**CHALLENGE**.
Locate each line in the records containing "manis". Copy it.

─── DATA IN THIS EXERCISE ───

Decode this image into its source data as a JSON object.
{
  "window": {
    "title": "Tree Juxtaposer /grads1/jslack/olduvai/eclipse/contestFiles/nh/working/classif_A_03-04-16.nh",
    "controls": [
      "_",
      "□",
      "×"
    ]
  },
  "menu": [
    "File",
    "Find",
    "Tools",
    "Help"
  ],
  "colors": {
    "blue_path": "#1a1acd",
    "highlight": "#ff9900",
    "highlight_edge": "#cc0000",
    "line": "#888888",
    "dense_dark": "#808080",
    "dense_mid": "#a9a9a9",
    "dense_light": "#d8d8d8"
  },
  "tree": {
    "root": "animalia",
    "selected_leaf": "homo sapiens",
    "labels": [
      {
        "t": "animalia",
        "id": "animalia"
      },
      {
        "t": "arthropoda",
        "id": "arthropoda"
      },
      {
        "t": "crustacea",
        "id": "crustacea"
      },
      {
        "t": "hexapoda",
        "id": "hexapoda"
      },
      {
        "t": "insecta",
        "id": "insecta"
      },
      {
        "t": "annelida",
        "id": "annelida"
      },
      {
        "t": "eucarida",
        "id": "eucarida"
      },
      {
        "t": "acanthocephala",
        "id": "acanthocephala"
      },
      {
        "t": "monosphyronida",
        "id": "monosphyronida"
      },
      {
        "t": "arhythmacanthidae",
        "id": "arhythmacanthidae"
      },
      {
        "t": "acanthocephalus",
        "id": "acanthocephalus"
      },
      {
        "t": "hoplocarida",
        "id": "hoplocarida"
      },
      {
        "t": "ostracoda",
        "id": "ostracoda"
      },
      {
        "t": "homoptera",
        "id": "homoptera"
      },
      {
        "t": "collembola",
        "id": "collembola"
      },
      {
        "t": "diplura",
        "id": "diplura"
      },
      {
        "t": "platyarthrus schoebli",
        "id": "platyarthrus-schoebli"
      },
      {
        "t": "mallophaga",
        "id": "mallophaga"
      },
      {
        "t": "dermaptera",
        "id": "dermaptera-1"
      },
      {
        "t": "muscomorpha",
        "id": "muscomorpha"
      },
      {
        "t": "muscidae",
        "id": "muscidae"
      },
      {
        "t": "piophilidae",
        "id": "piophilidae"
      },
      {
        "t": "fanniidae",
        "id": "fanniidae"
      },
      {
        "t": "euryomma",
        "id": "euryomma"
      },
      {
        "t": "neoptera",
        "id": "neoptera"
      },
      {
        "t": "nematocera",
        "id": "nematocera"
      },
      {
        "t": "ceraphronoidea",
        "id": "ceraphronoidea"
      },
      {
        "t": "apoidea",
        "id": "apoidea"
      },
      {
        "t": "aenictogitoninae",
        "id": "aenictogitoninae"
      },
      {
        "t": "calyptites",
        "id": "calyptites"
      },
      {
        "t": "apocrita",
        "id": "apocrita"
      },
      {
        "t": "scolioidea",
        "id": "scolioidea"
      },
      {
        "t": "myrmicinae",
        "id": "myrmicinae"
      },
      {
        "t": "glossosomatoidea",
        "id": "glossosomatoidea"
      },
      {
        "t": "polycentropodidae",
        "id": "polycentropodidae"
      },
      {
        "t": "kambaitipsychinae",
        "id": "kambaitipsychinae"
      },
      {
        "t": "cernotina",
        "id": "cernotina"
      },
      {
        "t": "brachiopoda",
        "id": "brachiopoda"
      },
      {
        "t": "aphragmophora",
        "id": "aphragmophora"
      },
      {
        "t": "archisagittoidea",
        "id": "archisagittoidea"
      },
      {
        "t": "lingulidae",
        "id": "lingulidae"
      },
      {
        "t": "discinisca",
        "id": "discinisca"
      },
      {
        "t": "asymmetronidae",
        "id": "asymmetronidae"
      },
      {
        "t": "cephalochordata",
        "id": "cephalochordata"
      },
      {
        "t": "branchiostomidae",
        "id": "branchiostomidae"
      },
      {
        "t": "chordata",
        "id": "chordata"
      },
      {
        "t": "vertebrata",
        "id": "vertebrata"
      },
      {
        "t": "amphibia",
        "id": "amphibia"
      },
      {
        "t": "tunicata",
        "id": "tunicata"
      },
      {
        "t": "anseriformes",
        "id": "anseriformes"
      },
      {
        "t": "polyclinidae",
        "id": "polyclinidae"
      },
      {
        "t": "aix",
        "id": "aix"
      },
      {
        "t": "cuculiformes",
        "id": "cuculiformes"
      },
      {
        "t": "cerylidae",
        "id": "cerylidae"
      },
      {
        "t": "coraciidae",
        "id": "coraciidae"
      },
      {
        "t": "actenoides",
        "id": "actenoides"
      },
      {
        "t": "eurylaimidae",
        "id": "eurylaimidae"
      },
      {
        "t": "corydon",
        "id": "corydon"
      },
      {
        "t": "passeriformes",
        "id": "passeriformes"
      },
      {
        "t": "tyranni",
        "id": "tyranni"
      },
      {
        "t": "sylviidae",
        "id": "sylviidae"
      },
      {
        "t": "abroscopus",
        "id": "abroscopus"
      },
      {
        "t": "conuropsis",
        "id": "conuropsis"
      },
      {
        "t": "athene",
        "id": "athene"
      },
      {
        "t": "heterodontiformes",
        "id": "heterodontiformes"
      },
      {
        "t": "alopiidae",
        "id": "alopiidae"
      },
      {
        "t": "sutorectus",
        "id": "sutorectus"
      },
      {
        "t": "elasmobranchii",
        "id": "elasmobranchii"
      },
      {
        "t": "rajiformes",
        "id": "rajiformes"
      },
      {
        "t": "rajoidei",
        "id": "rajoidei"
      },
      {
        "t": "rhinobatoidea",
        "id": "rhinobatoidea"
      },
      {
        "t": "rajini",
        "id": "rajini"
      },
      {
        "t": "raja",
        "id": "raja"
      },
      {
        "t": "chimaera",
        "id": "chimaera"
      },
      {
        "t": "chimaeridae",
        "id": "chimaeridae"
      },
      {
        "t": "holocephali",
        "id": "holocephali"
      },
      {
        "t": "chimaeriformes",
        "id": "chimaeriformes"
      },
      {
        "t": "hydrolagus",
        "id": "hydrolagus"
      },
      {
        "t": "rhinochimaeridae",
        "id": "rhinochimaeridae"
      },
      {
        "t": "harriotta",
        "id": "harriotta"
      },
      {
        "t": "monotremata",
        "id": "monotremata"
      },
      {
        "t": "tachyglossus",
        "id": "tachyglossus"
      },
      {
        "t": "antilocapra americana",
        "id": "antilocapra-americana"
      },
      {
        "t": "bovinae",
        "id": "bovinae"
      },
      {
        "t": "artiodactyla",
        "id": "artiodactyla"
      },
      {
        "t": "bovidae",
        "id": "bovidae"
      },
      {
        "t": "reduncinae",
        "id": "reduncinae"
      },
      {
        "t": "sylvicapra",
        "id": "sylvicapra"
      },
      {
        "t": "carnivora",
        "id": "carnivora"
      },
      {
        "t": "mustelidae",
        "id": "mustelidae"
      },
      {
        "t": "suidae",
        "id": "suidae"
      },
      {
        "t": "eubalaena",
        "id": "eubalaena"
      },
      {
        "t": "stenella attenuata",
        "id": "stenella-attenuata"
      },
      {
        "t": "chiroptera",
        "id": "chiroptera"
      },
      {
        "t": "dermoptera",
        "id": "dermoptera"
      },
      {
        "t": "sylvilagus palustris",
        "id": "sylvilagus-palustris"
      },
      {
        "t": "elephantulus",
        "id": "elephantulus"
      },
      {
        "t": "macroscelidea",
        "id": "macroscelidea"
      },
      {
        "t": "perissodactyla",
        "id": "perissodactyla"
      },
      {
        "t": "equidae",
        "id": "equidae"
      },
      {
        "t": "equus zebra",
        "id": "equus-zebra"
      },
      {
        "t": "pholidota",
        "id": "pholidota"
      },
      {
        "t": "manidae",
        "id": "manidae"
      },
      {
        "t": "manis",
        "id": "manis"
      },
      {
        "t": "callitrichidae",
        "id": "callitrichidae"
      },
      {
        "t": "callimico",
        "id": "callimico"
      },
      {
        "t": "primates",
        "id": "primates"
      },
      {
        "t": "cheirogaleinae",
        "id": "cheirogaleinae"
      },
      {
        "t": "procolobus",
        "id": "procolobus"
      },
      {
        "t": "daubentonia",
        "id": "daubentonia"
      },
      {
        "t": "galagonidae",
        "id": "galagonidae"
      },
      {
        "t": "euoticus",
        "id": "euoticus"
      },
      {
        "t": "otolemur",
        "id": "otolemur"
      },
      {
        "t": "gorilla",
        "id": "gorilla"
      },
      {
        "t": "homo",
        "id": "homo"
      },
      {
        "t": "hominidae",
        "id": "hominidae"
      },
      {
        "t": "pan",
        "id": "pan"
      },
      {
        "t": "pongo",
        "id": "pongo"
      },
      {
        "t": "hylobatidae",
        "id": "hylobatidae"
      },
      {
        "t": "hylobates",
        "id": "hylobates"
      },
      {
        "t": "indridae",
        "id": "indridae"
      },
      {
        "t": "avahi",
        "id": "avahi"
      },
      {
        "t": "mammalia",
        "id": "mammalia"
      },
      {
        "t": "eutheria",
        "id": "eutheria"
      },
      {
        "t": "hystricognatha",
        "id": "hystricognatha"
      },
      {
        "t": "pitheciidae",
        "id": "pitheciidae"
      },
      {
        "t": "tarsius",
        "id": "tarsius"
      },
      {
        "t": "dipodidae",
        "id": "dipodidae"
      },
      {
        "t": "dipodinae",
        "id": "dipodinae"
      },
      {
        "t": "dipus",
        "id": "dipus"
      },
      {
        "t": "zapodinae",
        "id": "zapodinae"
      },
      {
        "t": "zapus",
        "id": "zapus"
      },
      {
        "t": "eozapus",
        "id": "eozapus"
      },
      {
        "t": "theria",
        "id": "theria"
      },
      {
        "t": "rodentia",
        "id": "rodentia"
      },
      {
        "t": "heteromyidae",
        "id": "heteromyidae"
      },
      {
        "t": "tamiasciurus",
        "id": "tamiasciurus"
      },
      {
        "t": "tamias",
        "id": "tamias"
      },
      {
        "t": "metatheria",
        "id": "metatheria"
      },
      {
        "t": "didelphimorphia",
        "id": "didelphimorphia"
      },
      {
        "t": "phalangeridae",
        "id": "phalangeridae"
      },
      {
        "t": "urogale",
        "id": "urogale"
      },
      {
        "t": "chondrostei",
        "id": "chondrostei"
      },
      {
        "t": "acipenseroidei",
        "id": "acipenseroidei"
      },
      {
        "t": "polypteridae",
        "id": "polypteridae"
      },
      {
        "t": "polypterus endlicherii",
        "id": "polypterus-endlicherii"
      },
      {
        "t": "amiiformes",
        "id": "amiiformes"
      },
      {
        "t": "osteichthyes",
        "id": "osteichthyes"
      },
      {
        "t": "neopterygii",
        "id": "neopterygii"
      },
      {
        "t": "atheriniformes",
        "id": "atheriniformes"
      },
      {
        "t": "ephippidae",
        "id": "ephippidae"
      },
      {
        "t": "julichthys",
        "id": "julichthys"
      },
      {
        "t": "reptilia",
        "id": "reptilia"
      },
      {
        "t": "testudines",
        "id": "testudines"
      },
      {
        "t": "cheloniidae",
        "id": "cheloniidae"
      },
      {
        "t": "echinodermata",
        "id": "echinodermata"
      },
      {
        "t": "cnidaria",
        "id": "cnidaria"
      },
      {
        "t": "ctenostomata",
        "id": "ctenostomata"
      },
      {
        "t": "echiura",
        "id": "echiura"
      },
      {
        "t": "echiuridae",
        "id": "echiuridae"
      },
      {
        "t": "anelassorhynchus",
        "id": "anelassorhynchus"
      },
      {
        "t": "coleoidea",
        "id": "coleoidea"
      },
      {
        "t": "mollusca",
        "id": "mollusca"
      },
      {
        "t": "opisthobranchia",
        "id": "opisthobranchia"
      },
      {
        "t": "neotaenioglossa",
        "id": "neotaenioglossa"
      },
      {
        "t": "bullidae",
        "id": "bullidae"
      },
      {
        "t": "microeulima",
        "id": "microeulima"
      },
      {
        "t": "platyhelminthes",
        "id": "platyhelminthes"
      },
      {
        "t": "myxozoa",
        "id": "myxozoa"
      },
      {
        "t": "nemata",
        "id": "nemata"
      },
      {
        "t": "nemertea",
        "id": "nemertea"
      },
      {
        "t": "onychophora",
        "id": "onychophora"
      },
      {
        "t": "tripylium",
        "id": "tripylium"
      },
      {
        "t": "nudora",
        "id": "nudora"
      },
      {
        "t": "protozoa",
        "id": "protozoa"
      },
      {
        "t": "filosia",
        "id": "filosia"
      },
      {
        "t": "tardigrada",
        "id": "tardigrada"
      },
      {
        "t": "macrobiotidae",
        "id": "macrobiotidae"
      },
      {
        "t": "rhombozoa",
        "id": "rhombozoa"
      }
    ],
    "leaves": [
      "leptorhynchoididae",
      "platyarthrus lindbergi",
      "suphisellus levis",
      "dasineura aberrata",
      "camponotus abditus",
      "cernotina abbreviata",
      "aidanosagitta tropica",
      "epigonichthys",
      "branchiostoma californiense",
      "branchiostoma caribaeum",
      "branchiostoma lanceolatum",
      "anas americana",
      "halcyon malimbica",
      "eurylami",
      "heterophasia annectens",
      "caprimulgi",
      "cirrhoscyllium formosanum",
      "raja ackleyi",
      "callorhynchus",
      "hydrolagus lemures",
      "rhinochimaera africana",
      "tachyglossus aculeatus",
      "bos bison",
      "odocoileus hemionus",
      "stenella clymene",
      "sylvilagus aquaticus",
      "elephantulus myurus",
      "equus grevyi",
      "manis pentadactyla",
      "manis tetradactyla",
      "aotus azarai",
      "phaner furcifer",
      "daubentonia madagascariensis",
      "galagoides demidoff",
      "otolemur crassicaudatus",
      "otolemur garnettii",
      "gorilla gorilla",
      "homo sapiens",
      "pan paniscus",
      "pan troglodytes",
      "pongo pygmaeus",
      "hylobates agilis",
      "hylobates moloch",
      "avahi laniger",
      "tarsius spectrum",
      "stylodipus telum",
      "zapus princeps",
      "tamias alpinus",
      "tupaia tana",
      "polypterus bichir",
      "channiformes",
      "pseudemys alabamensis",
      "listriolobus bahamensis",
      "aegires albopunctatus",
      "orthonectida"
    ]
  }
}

───

**SOLVED EXERCISE**.
        "t": "manis",
        "id": "manis"
      "manis pentadactyla",
      "manis tetradactyla",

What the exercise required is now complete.